-- Work to complete --
Set down every entry again word for word, please, but skip the pictures.

__________

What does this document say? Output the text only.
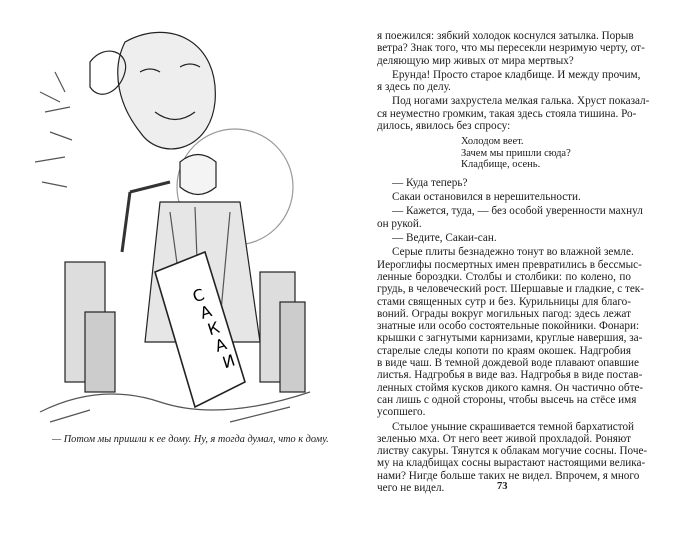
САКАИ
— Потом мы пришли к ее дому. Ну, я тогда думал, что к дому.
я поежился: зябкий холодок коснулся затылка. Порыв
ветра? Знак того, что мы пересекли незримую черту, от-
деляющую мир живых от мира мертвых?
Ерунда! Просто старое кладбище. И между прочим,
я здесь по делу.
Под ногами захрустела мелкая галька. Хруст показал-
ся неуместно громким, такая здесь стояла тишина. Ро-
дилось, явилось без спросу:
Холодом веет.
Зачем мы пришли сюда?
Кладбище, осень.
— Куда теперь?
Сакаи остановился в нерешительности.
— Кажется, туда, — без особой уверенности махнул
он рукой.
— Ведите, Сакаи-сан.
Серые плиты безнадежно тонут во влажной земле.
Иероглифы посмертных имен превратились в бессмыс-
ленные бороздки. Столбы и столбики: по колено, по
грудь, в человеческий рост. Шершавые и гладкие, с тек-
стами священных сутр и без. Курильницы для благо-
воний. Ограды вокруг могильных пагод: здесь лежат
знатные или особо состоятельные покойники. Фонари:
крышки с загнутыми карнизами, круглые навершия, за-
старелые следы копоти по краям окошек. Надгробия
в виде чаш. В темной дождевой воде плавают опавшие
листья. Надгробья в виде ваз. Надгробья в виде постав-
ленных стоймя кусков дикого камня. Он частично обте-
сан лишь с одной стороны, чтобы высечь на стёсе имя
усопшего.
Стылое уныние скрашивается темной бархатистой
зеленью мха. От него веет живой прохладой. Роняют
листву сакуры. Тянутся к облакам могучие сосны. Поче-
му на кладбищах сосны вырастают настоящими велика-
нами? Нигде больше таких не видел. Впрочем, я много
чего не видел.	73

__________

-- Written response --
What does this document say? Output the text only.
САКАИ
— Потом мы пришли к ее дому. Ну, я тогда думал, что к дому.
я поежился: зябкий холодок коснулся затылка. Порыв
ветра? Знак того, что мы пересекли незримую черту, от-
деляющую мир живых от мира мертвых?
Ерунда! Просто старое кладбище. И между прочим,
я здесь по делу.
Под ногами захрустела мелкая галька. Хруст показал-
ся неуместно громким, такая здесь стояла тишина. Ро-
дилось, явилось без спросу:
Холодом веет.
Зачем мы пришли сюда?
Кладбище, осень.
— Куда теперь?
Сакаи остановился в нерешительности.
— Кажется, туда, — без особой уверенности махнул
он рукой.
— Ведите, Сакаи-сан.
Серые плиты безнадежно тонут во влажной земле.
Иероглифы посмертных имен превратились в бессмыс-
ленные бороздки. Столбы и столбики: по колено, по
грудь, в человеческий рост. Шершавые и гладкие, с тек-
стами священных сутр и без. Курильницы для благо-
воний. Ограды вокруг могильных пагод: здесь лежат
знатные или особо состоятельные покойники. Фонари:
крышки с загнутыми карнизами, круглые навершия, за-
старелые следы копоти по краям окошек. Надгробия
в виде чаш. В темной дождевой воде плавают опавшие
листья. Надгробья в виде ваз. Надгробья в виде постав-
ленных стоймя кусков дикого камня. Он частично обте-
сан лишь с одной стороны, чтобы высечь на стёсе имя
усопшего.
Стылое уныние скрашивается темной бархатистой
зеленью мха. От него веет живой прохладой. Роняют
листву сакуры. Тянутся к облакам могучие сосны. Поче-
му на кладбищах сосны вырастают настоящими велика-
нами? Нигде больше таких не видел. Впрочем, я много
чего не видел.	73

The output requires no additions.